— Start Materials provided —

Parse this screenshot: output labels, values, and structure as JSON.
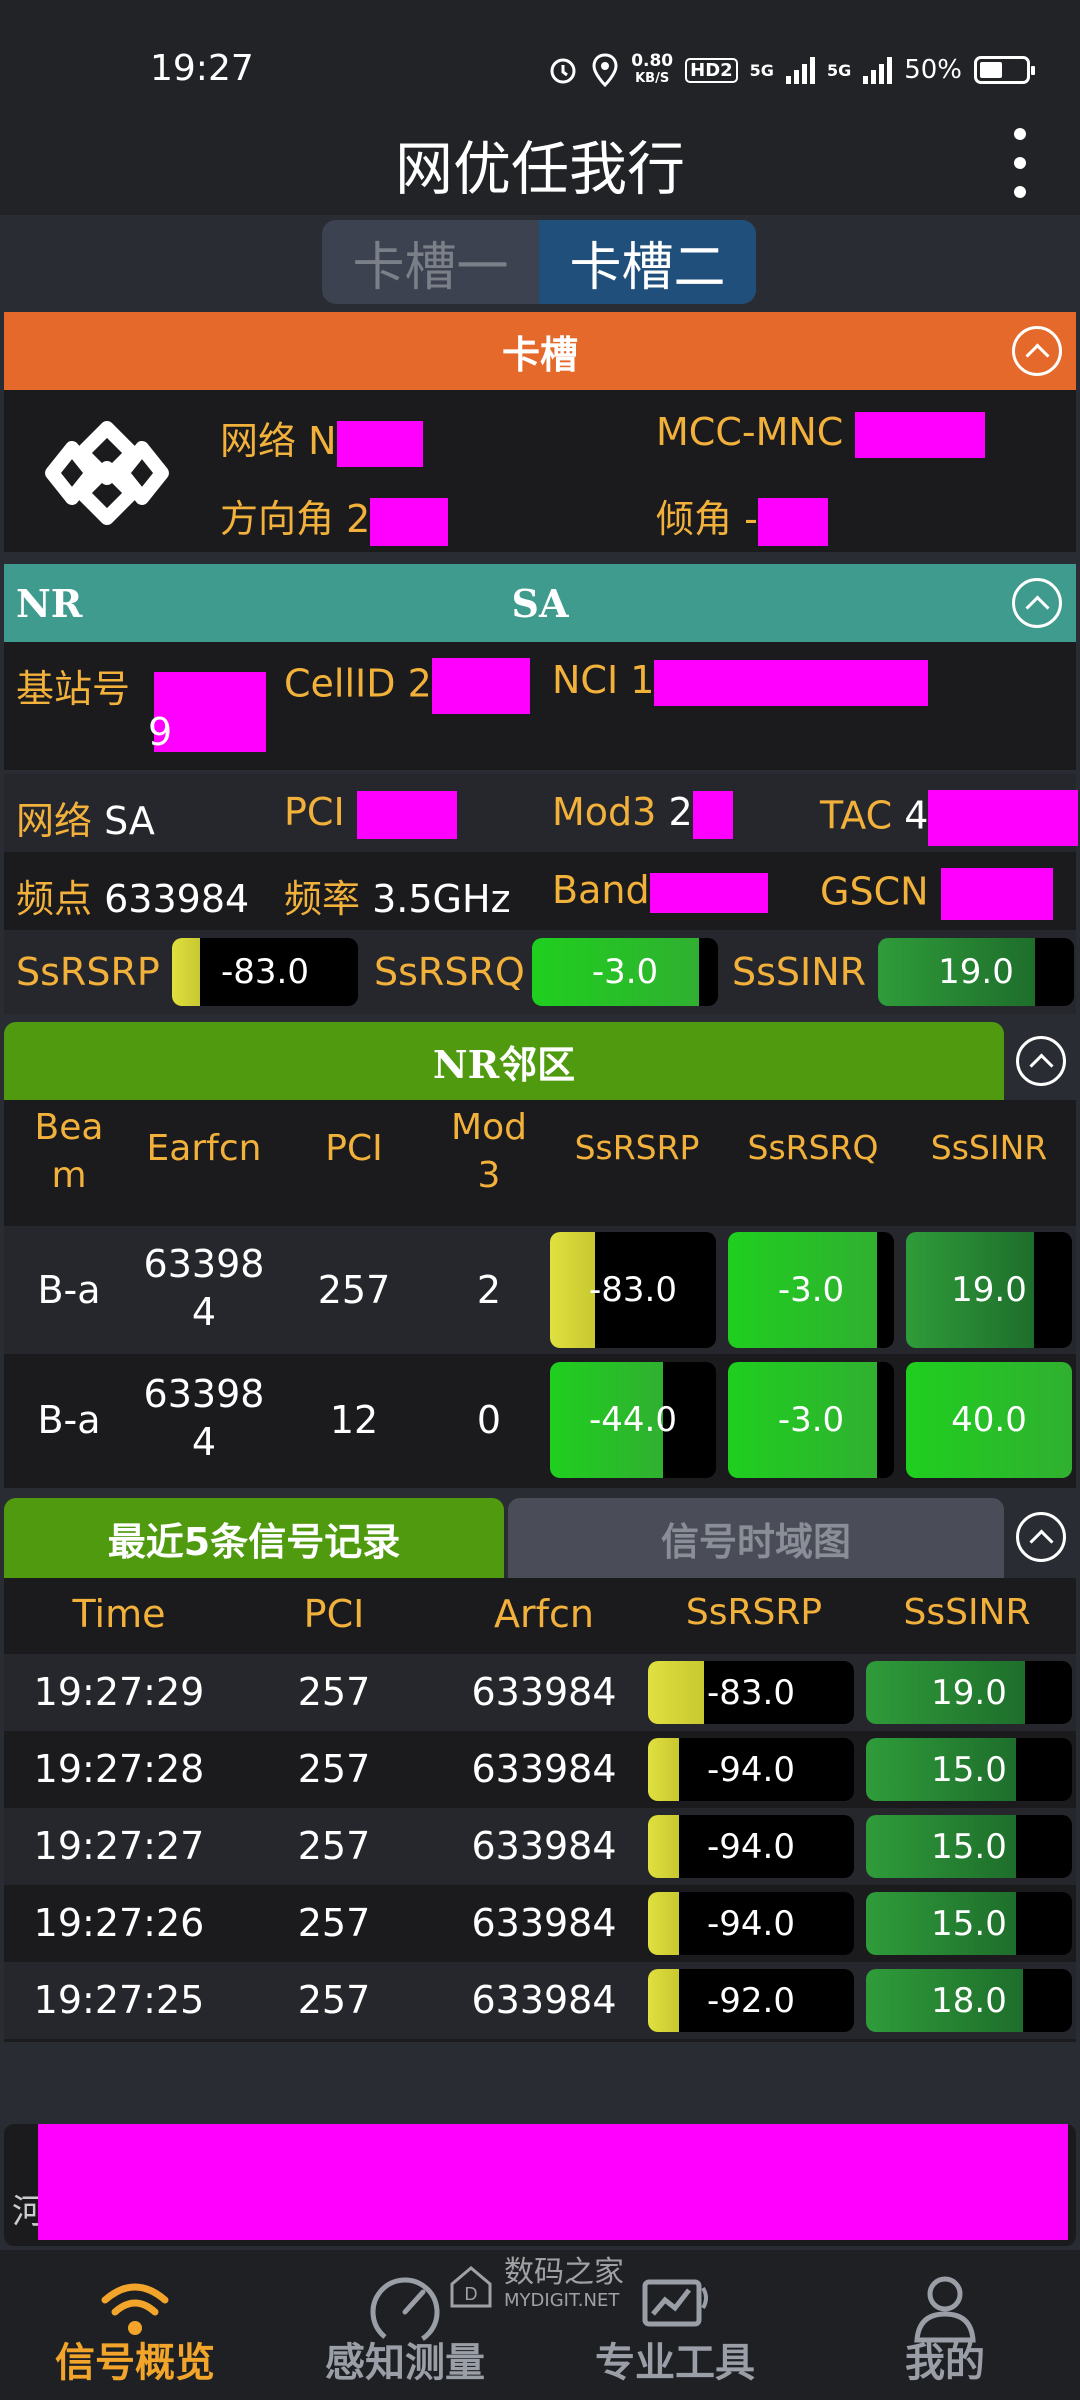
{
  "status": {
    "time": "19:27",
    "speed": "0.80",
    "speed_unit": "KB/S",
    "hd": "HD2",
    "net1": "5G",
    "net2": "5G",
    "battery": "50%"
  },
  "app": {
    "title": "网优任我行"
  },
  "slots": {
    "tab1": "卡槽一",
    "tab2": "卡槽二"
  },
  "card_section": {
    "title": "卡槽",
    "network_label": "网络",
    "network_value": "N",
    "mcc_label": "MCC-MNC",
    "azimuth_label": "方向角",
    "azimuth_value": "2",
    "tilt_label": "倾角",
    "tilt_value": "-"
  },
  "nr_section": {
    "title_left": "NR",
    "title_center": "SA",
    "bs_label": "基站号",
    "bs_value": "9",
    "cellid_label": "CellID",
    "cellid_value": "2",
    "nci_label": "NCI",
    "nci_value": "1",
    "net_label": "网络",
    "net_value": "SA",
    "pci_label": "PCI",
    "mod3_label": "Mod3",
    "mod3_value": "2",
    "tac_label": "TAC",
    "tac_value": "4",
    "freq_point_label": "频点",
    "freq_point_value": "633984",
    "freq_label": "频率",
    "freq_value": "3.5GHz",
    "band_label": "Band",
    "gscn_label": "GSCN",
    "rsrp_label": "SsRSRP",
    "rsrp_value": "-83.0",
    "rsrp_level": 0.15,
    "rsrq_label": "SsRSRQ",
    "rsrq_value": "-3.0",
    "rsrq_level": 0.9,
    "sinr_label": "SsSINR",
    "sinr_value": "19.0",
    "sinr_level": 0.8
  },
  "neighbor_section": {
    "title": "NR邻区",
    "headers": {
      "beam": "Bea\nm",
      "earfcn": "Earfcn",
      "pci": "PCI",
      "mod3": "Mod\n3",
      "rsrp": "SsRSRP",
      "rsrq": "SsRSRQ",
      "sinr": "SsSINR"
    },
    "rows": [
      {
        "beam": "B-a",
        "earfcn": "63398\n4",
        "pci": "257",
        "mod3": "2",
        "rsrp": "-83.0",
        "rsrp_level": 0.27,
        "rsrq": "-3.0",
        "rsrq_level": 0.9,
        "sinr": "19.0",
        "sinr_level": 0.77
      },
      {
        "beam": "B-a",
        "earfcn": "63398\n4",
        "pci": "12",
        "mod3": "0",
        "rsrp": "-44.0",
        "rsrp_level": 0.68,
        "rsrq": "-3.0",
        "rsrq_level": 0.9,
        "sinr": "40.0",
        "sinr_level": 1.0
      }
    ]
  },
  "records_section": {
    "tab_recent": "最近5条信号记录",
    "tab_chart": "信号时域图",
    "headers": {
      "time": "Time",
      "pci": "PCI",
      "arfcn": "Arfcn",
      "rsrp": "SsRSRP",
      "sinr": "SsSINR"
    },
    "rows": [
      {
        "time": "19:27:29",
        "pci": "257",
        "arfcn": "633984",
        "rsrp": "-83.0",
        "rsrp_level": 0.27,
        "sinr": "19.0",
        "sinr_level": 0.77
      },
      {
        "time": "19:27:28",
        "pci": "257",
        "arfcn": "633984",
        "rsrp": "-94.0",
        "rsrp_level": 0.15,
        "sinr": "15.0",
        "sinr_level": 0.73
      },
      {
        "time": "19:27:27",
        "pci": "257",
        "arfcn": "633984",
        "rsrp": "-94.0",
        "rsrp_level": 0.15,
        "sinr": "15.0",
        "sinr_level": 0.73
      },
      {
        "time": "19:27:26",
        "pci": "257",
        "arfcn": "633984",
        "rsrp": "-94.0",
        "rsrp_level": 0.15,
        "sinr": "15.0",
        "sinr_level": 0.73
      },
      {
        "time": "19:27:25",
        "pci": "257",
        "arfcn": "633984",
        "rsrp": "-92.0",
        "rsrp_level": 0.15,
        "sinr": "18.0",
        "sinr_level": 0.76
      }
    ]
  },
  "location_bar": {
    "prefix": "河"
  },
  "watermark": {
    "text": "数码之家",
    "sub": "MYDIGIT.NET"
  },
  "nav": {
    "item1": "信号概览",
    "item2": "感知测量",
    "item3": "专业工具",
    "item4": "我的"
  },
  "colors": {
    "orange": "#e4692a",
    "teal": "#3e9b8d",
    "green": "#4f9a0f",
    "label": "#f2b13b"
  }
}
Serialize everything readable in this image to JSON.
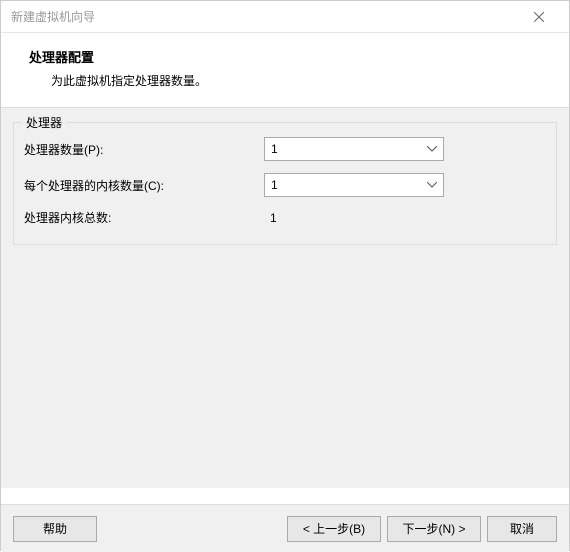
{
  "window": {
    "title": "新建虚拟机向导"
  },
  "header": {
    "title": "处理器配置",
    "subtitle": "为此虚拟机指定处理器数量。"
  },
  "group": {
    "legend": "处理器",
    "rows": {
      "processors": {
        "label": "处理器数量(P):",
        "value": "1"
      },
      "cores": {
        "label": "每个处理器的内核数量(C):",
        "value": "1"
      },
      "total": {
        "label": "处理器内核总数:",
        "value": "1"
      }
    }
  },
  "buttons": {
    "help": "帮助",
    "back": "< 上一步(B)",
    "next": "下一步(N) >",
    "cancel": "取消"
  }
}
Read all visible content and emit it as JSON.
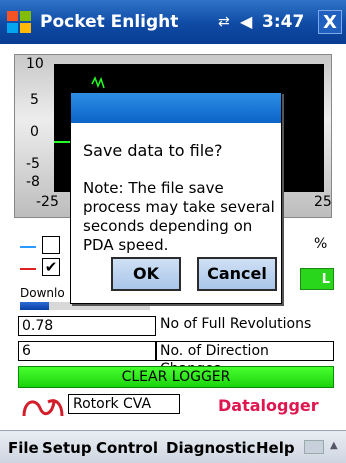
{
  "titlebar": {
    "app_title": "Pocket Enlight",
    "time": "3:47",
    "close_label": "X"
  },
  "chart": {
    "y_ticks": [
      "10",
      "5",
      "0",
      "-5",
      "-8"
    ],
    "x_ticks": [
      "-25",
      "25"
    ]
  },
  "controls": {
    "percent": "%",
    "download_label": "Downlo",
    "progress_fraction": 0.22,
    "right_button_label": "L"
  },
  "fields": [
    {
      "value": "0.78",
      "label": "No of Full Revolutions"
    },
    {
      "value": "6",
      "label": "No. of Direction Changes"
    }
  ],
  "clear_logger": "CLEAR LOGGER",
  "model": "Rotork CVA",
  "mode_title": "Datalogger",
  "menu": [
    "File",
    "Setup",
    "Control",
    "Diagnostic",
    "Help"
  ],
  "dialog": {
    "title": "Save data to file?",
    "note": "Note: The file save process may take several seconds depending on PDA speed.",
    "ok": "OK",
    "cancel": "Cancel"
  },
  "colors": {
    "accent_green": "#1bd30c",
    "datalogger_red": "#e0164f",
    "titlebar_blue": "#0f4aa4"
  }
}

— End Materials provided —

To do: Check each line of the data above for the string "this", then report how many lines have it, with no other words.

Problem solution: 2